------ Task input ------

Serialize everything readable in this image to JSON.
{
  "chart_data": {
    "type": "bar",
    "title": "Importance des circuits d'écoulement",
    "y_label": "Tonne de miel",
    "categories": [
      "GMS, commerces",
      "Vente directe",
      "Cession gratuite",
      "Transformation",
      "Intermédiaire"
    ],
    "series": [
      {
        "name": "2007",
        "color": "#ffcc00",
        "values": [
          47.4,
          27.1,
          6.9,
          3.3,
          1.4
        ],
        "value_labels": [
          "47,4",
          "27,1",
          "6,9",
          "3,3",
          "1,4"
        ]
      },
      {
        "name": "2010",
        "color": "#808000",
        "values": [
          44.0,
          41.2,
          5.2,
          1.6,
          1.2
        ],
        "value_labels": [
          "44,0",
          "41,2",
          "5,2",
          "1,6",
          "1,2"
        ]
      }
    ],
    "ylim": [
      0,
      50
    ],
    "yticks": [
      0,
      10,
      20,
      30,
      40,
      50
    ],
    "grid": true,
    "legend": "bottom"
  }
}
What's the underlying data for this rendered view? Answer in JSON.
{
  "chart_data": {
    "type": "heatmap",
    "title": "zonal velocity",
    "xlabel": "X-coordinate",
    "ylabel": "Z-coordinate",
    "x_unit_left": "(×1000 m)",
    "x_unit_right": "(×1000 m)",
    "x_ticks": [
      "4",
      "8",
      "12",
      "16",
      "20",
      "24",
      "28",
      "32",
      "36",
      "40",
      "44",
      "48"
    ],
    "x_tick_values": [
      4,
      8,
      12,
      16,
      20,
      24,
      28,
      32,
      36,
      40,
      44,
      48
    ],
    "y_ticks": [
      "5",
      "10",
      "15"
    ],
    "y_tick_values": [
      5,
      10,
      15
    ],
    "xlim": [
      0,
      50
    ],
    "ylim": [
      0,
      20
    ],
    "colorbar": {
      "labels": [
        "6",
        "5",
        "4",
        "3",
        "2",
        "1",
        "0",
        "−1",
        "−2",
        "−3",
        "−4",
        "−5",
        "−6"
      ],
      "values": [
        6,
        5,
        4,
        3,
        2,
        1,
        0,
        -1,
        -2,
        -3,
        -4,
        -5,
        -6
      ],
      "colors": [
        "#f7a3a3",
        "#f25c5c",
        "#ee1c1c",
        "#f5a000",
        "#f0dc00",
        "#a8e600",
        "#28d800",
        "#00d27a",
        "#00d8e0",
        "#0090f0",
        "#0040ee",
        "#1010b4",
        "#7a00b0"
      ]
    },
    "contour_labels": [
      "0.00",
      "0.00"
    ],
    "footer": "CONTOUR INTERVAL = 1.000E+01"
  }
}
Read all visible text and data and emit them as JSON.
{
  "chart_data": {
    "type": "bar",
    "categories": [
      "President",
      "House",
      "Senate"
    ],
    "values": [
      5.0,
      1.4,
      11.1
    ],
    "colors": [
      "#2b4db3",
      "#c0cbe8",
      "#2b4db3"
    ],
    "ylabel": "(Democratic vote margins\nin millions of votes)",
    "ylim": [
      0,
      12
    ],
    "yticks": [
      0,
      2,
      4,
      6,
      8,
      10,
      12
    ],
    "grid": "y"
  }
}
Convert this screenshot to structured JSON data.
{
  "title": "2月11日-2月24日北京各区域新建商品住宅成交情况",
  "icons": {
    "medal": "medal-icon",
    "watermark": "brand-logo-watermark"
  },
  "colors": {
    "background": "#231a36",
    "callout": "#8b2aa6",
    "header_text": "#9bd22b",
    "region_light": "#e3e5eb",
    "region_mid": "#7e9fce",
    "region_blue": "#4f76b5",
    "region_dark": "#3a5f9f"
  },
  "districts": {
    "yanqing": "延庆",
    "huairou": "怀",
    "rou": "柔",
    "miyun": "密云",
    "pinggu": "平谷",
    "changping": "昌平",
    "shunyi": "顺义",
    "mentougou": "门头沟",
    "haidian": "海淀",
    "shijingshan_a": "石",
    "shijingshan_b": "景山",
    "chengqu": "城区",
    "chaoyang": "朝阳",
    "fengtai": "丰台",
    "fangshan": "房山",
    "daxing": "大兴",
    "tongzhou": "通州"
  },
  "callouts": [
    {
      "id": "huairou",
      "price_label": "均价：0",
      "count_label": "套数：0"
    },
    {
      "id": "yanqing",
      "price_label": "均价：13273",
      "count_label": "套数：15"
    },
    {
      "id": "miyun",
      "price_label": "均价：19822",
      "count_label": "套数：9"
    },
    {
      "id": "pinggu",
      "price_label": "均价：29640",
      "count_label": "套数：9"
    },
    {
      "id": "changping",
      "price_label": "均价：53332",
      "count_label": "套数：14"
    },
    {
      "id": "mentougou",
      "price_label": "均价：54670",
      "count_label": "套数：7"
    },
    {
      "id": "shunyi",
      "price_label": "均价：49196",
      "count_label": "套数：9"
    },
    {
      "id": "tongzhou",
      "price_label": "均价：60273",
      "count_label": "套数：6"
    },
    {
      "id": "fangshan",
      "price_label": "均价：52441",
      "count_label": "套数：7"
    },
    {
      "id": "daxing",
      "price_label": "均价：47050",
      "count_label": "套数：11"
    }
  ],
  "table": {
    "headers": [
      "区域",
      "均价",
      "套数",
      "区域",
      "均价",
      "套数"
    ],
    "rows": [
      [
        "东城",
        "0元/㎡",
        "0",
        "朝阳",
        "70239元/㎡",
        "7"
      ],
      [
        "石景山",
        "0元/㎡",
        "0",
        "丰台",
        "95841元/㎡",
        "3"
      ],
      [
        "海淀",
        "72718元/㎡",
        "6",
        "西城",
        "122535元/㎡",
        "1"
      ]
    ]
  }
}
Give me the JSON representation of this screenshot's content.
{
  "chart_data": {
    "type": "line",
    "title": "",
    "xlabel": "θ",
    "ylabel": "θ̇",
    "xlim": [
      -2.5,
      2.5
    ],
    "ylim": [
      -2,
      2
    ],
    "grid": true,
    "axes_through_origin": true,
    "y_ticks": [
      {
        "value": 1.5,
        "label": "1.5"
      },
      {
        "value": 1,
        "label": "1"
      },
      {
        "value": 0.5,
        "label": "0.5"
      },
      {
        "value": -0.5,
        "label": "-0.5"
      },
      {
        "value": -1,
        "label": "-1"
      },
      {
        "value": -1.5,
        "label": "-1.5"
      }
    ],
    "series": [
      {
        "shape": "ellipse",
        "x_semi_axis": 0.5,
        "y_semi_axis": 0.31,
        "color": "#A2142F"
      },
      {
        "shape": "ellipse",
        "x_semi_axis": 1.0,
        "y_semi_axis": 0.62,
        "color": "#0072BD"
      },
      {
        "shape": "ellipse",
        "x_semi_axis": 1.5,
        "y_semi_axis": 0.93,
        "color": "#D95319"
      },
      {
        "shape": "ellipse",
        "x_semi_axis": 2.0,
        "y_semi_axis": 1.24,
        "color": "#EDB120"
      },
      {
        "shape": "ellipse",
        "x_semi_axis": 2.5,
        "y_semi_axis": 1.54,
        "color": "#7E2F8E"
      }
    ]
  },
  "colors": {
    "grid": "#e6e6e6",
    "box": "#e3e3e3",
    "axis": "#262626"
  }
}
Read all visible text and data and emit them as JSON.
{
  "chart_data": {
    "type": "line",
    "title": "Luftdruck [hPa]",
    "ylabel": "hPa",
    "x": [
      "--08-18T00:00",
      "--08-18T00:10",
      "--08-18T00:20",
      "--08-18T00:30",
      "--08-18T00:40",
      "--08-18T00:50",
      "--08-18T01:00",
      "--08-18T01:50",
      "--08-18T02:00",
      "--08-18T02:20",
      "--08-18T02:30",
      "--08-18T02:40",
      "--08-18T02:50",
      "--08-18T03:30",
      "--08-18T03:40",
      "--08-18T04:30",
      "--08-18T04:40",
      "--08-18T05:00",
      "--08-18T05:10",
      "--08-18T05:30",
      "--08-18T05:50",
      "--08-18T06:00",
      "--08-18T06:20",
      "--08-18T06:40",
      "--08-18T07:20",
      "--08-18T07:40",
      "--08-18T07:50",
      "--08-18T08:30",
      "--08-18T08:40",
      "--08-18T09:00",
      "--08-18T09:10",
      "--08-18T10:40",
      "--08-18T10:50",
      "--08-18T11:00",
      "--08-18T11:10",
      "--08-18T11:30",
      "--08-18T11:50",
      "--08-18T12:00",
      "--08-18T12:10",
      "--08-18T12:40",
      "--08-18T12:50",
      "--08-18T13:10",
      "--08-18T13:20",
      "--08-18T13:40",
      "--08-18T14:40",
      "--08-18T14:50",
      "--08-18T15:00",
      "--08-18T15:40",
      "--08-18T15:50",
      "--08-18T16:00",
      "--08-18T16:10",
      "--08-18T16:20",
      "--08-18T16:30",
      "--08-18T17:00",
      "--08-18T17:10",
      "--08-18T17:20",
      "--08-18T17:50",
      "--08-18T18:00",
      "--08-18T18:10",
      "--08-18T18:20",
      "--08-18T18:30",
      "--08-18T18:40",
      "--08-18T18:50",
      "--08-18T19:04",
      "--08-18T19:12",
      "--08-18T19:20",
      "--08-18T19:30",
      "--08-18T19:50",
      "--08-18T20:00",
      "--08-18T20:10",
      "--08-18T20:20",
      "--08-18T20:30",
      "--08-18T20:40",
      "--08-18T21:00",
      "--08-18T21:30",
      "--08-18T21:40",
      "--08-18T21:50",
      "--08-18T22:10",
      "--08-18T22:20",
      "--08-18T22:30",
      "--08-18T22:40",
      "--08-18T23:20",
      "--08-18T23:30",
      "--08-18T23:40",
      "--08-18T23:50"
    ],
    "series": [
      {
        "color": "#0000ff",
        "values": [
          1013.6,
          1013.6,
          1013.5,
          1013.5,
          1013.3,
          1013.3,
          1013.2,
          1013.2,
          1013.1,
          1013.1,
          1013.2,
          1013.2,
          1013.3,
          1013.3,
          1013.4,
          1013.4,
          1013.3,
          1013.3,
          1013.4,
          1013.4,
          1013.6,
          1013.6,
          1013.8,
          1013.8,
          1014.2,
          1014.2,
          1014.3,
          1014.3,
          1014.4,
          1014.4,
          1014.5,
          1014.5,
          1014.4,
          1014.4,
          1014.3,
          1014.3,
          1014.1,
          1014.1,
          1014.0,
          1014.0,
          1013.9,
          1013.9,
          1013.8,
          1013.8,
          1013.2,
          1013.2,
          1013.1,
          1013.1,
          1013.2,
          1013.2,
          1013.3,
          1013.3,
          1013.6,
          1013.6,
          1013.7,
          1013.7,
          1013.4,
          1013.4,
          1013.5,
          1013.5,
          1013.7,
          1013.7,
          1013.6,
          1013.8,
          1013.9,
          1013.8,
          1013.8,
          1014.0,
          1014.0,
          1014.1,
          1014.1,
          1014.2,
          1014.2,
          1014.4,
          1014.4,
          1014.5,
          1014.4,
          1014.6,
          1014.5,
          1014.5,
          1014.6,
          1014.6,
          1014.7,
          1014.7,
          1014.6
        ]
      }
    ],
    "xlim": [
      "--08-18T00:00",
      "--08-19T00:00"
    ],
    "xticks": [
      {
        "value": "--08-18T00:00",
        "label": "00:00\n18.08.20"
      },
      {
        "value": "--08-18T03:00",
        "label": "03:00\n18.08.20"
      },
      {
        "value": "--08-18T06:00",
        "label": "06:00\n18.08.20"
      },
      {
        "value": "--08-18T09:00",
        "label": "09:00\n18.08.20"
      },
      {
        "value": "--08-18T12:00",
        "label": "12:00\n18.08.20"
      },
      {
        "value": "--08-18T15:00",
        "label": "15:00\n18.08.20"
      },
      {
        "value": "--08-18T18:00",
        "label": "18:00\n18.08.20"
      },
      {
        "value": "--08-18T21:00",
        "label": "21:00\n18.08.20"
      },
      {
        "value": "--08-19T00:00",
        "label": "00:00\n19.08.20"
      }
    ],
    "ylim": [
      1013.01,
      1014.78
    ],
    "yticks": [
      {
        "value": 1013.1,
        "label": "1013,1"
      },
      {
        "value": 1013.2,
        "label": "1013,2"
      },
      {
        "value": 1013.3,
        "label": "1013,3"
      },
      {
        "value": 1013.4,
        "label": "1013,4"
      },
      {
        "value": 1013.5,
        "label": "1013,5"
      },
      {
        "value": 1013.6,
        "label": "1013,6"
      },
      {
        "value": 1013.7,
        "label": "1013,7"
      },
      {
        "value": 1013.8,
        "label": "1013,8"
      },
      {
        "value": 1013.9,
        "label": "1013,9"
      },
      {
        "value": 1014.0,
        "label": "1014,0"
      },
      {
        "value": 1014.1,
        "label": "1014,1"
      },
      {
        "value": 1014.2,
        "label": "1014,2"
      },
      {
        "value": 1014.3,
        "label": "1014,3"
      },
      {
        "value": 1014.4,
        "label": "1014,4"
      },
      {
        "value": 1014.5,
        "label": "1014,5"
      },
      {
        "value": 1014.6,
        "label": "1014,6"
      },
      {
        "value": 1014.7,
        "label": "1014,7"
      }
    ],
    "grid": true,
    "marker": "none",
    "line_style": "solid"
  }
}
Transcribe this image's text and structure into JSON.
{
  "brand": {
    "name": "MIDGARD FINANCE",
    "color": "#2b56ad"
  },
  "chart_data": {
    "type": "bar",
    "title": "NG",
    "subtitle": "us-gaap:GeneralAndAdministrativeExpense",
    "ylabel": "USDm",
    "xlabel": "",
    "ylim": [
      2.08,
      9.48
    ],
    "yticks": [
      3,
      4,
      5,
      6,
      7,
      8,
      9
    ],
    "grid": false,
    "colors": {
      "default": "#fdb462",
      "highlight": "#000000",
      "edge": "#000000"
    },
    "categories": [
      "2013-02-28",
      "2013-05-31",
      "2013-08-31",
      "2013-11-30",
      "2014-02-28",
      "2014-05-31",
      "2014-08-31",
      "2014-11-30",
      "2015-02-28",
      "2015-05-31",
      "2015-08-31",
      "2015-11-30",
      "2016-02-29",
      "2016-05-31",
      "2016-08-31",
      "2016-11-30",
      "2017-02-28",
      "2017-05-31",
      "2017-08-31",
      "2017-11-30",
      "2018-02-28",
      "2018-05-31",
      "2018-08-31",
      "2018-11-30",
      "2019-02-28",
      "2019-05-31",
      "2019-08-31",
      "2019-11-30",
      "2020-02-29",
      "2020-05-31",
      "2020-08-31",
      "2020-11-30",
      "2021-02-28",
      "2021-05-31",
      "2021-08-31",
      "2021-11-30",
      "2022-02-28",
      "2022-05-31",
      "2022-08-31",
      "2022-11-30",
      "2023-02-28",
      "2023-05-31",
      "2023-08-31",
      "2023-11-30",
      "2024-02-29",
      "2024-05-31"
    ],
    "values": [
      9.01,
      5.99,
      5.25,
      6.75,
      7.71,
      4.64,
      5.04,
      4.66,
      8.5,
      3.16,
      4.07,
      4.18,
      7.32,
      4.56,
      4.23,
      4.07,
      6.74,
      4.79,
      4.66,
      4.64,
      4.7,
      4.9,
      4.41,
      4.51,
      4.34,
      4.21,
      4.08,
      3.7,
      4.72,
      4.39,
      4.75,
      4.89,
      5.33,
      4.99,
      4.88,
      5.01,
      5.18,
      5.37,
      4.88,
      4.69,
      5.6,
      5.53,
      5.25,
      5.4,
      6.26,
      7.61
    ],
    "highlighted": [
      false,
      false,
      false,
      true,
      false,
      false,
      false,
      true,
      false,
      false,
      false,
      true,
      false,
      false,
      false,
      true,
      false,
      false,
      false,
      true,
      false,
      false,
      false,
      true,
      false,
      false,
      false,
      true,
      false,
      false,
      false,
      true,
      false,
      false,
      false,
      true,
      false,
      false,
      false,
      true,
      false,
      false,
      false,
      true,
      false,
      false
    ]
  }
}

------

Problem description:
Which lines hold the word "xlabel"? Copy each of them from the records.

Result for this exercise:
    "xlabel": "X-coordinate",
    "xlabel": "θ",
    "xlabel": "",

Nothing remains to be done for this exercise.